● THE EXERCISE:
Please write out the complete listing that follows, exactly as it reads.

● LISTED RECORDS:
────────────────────

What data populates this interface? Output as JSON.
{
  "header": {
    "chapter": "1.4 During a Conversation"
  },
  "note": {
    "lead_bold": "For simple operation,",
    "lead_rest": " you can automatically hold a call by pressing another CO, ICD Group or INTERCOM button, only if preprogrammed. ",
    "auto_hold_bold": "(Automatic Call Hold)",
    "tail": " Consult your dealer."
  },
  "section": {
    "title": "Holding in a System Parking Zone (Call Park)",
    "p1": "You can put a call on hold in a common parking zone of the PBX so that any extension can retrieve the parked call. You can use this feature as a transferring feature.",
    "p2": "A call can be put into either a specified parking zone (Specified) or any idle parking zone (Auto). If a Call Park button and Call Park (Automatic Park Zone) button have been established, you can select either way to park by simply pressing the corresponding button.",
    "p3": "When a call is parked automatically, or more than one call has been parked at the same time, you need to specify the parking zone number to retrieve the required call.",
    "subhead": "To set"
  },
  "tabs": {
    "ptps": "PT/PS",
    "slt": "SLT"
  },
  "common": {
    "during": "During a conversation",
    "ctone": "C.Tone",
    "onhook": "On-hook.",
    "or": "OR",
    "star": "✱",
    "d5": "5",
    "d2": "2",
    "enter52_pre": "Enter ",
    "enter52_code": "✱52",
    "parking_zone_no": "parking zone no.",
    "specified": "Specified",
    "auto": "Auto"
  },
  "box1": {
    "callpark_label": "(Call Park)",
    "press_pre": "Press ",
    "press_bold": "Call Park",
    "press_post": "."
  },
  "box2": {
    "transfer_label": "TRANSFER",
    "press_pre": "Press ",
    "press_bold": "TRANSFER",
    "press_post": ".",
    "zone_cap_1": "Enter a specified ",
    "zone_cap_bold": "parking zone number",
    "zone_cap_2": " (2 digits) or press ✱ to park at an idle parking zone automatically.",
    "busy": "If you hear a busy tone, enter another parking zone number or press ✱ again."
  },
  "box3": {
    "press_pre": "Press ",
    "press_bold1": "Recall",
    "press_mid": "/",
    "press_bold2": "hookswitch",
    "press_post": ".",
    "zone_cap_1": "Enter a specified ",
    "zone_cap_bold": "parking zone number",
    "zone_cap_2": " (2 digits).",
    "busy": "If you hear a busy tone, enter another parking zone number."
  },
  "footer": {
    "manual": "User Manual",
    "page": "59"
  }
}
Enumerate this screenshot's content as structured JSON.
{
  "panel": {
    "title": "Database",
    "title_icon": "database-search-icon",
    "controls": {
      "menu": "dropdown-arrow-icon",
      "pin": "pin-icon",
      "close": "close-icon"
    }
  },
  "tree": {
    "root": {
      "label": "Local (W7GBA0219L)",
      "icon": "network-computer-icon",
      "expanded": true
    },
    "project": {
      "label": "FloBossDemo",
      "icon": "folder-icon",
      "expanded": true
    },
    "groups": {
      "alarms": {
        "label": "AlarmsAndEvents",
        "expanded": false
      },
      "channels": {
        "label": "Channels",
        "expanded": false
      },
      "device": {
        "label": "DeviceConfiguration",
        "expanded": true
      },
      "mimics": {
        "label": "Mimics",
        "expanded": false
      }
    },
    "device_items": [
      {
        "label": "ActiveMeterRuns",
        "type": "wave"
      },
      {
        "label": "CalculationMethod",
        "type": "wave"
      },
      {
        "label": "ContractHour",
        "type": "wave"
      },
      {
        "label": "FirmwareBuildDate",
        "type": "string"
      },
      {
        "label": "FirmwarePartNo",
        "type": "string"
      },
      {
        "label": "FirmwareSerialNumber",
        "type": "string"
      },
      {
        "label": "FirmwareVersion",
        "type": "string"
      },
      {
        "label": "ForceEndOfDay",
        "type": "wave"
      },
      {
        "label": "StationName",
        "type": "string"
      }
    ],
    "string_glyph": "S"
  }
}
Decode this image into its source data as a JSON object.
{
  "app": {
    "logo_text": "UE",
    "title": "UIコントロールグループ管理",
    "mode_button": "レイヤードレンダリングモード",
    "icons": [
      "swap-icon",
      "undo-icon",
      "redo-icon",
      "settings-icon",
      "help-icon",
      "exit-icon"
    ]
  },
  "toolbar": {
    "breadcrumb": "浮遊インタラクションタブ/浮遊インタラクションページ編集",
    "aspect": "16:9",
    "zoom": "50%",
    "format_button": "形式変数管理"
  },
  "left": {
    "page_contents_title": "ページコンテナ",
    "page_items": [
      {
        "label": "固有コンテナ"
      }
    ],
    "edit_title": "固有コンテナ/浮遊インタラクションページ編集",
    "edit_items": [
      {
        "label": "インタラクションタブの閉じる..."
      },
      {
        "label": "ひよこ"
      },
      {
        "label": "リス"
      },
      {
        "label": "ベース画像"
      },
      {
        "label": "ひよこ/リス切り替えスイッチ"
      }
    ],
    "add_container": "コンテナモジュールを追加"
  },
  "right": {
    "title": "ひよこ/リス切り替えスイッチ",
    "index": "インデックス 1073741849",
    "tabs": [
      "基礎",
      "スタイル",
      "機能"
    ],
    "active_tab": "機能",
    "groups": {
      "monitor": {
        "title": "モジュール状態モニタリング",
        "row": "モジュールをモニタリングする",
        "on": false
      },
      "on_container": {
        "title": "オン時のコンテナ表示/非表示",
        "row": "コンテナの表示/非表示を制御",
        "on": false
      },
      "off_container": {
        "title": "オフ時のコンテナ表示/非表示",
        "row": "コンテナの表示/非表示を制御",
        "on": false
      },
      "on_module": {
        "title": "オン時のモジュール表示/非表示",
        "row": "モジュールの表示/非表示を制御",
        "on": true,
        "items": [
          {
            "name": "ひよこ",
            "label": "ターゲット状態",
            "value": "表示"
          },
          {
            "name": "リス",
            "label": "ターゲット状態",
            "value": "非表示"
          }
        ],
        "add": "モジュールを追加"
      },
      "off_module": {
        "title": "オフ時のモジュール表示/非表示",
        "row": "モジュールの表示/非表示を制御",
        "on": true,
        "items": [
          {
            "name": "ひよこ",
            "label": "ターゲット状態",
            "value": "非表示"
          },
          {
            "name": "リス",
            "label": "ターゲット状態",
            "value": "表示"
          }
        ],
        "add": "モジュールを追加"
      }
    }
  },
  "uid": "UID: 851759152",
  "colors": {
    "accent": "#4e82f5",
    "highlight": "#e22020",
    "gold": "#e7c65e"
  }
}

────────────────────

● FINISHED EXERCISE:
What data populates this interface? Output as JSON.
{
  "header": {
    "chapter": "1.4 During a Conversation"
  },
  "note": {
    "lead_bold": "For simple operation,",
    "lead_rest": " you can automatically hold a call by pressing another CO, ICD Group or INTERCOM button, only if preprogrammed. ",
    "auto_hold_bold": "(Automatic Call Hold)",
    "tail": " Consult your dealer."
  },
  "section": {
    "title": "Holding in a System Parking Zone (Call Park)",
    "p1": "You can put a call on hold in a common parking zone of the PBX so that any extension can retrieve the parked call. You can use this feature as a transferring feature.",
    "p2": "A call can be put into either a specified parking zone (Specified) or any idle parking zone (Auto). If a Call Park button and Call Park (Automatic Park Zone) button have been established, you can select either way to park by simply pressing the corresponding button.",
    "p3": "When a call is parked automatically, or more than one call has been parked at the same time, you need to specify the parking zone number to retrieve the required call.",
    "subhead": "To set"
  },
  "tabs": {
    "ptps": "PT/PS",
    "slt": "SLT"
  },
  "common": {
    "during": "During a conversation",
    "ctone": "C.Tone",
    "onhook": "On-hook.",
    "or": "OR",
    "star": "✱",
    "d5": "5",
    "d2": "2",
    "enter52_pre": "Enter ",
    "enter52_code": "✱52",
    "parking_zone_no": "parking zone no.",
    "specified": "Specified",
    "auto": "Auto"
  },
  "box1": {
    "callpark_label": "(Call Park)",
    "press_pre": "Press ",
    "press_bold": "Call Park",
    "press_post": "."
  },
  "box2": {
    "transfer_label": "TRANSFER",
    "press_pre": "Press ",
    "press_bold": "TRANSFER",
    "press_post": ".",
    "zone_cap_1": "Enter a specified ",
    "zone_cap_bold": "parking zone number",
    "zone_cap_2": " (2 digits) or press ✱ to park at an idle parking zone automatically.",
    "busy": "If you hear a busy tone, enter another parking zone number or press ✱ again."
  },
  "box3": {
    "press_pre": "Press ",
    "press_bold1": "Recall",
    "press_mid": "/",
    "press_bold2": "hookswitch",
    "press_post": ".",
    "zone_cap_1": "Enter a specified ",
    "zone_cap_bold": "parking zone number",
    "zone_cap_2": " (2 digits).",
    "busy": "If you hear a busy tone, enter another parking zone number."
  },
  "footer": {
    "manual": "User Manual",
    "page": "59"
  }
}
Enumerate this screenshot's content as structured JSON.
{
  "panel": {
    "title": "Database",
    "title_icon": "database-search-icon",
    "controls": {
      "menu": "dropdown-arrow-icon",
      "pin": "pin-icon",
      "close": "close-icon"
    }
  },
  "tree": {
    "root": {
      "label": "Local (W7GBA0219L)",
      "icon": "network-computer-icon",
      "expanded": true
    },
    "project": {
      "label": "FloBossDemo",
      "icon": "folder-icon",
      "expanded": true
    },
    "groups": {
      "alarms": {
        "label": "AlarmsAndEvents",
        "expanded": false
      },
      "channels": {
        "label": "Channels",
        "expanded": false
      },
      "device": {
        "label": "DeviceConfiguration",
        "expanded": true
      },
      "mimics": {
        "label": "Mimics",
        "expanded": false
      }
    },
    "device_items": [
      {
        "label": "ActiveMeterRuns",
        "type": "wave"
      },
      {
        "label": "CalculationMethod",
        "type": "wave"
      },
      {
        "label": "ContractHour",
        "type": "wave"
      },
      {
        "label": "FirmwareBuildDate",
        "type": "string"
      },
      {
        "label": "FirmwarePartNo",
        "type": "string"
      },
      {
        "label": "FirmwareSerialNumber",
        "type": "string"
      },
      {
        "label": "FirmwareVersion",
        "type": "string"
      },
      {
        "label": "ForceEndOfDay",
        "type": "wave"
      },
      {
        "label": "StationName",
        "type": "string"
      }
    ],
    "string_glyph": "S"
  }
}
Decode this image into its source data as a JSON object.
{
  "app": {
    "logo_text": "UE",
    "title": "UIコントロールグループ管理",
    "mode_button": "レイヤードレンダリングモード",
    "icons": [
      "swap-icon",
      "undo-icon",
      "redo-icon",
      "settings-icon",
      "help-icon",
      "exit-icon"
    ]
  },
  "toolbar": {
    "breadcrumb": "浮遊インタラクションタブ/浮遊インタラクションページ編集",
    "aspect": "16:9",
    "zoom": "50%",
    "format_button": "形式変数管理"
  },
  "left": {
    "page_contents_title": "ページコンテナ",
    "page_items": [
      {
        "label": "固有コンテナ"
      }
    ],
    "edit_title": "固有コンテナ/浮遊インタラクションページ編集",
    "edit_items": [
      {
        "label": "インタラクションタブの閉じる..."
      },
      {
        "label": "ひよこ"
      },
      {
        "label": "リス"
      },
      {
        "label": "ベース画像"
      },
      {
        "label": "ひよこ/リス切り替えスイッチ"
      }
    ],
    "add_container": "コンテナモジュールを追加"
  },
  "right": {
    "title": "ひよこ/リス切り替えスイッチ",
    "index": "インデックス 1073741849",
    "tabs": [
      "基礎",
      "スタイル",
      "機能"
    ],
    "active_tab": "機能",
    "groups": {
      "monitor": {
        "title": "モジュール状態モニタリング",
        "row": "モジュールをモニタリングする",
        "on": false
      },
      "on_container": {
        "title": "オン時のコンテナ表示/非表示",
        "row": "コンテナの表示/非表示を制御",
        "on": false
      },
      "off_container": {
        "title": "オフ時のコンテナ表示/非表示",
        "row": "コンテナの表示/非表示を制御",
        "on": false
      },
      "on_module": {
        "title": "オン時のモジュール表示/非表示",
        "row": "モジュールの表示/非表示を制御",
        "on": true,
        "items": [
          {
            "name": "ひよこ",
            "label": "ターゲット状態",
            "value": "表示"
          },
          {
            "name": "リス",
            "label": "ターゲット状態",
            "value": "非表示"
          }
        ],
        "add": "モジュールを追加"
      },
      "off_module": {
        "title": "オフ時のモジュール表示/非表示",
        "row": "モジュールの表示/非表示を制御",
        "on": true,
        "items": [
          {
            "name": "ひよこ",
            "label": "ターゲット状態",
            "value": "非表示"
          },
          {
            "name": "リス",
            "label": "ターゲット状態",
            "value": "表示"
          }
        ],
        "add": "モジュールを追加"
      }
    }
  },
  "uid": "UID: 851759152",
  "colors": {
    "accent": "#4e82f5",
    "highlight": "#e22020",
    "gold": "#e7c65e"
  }
}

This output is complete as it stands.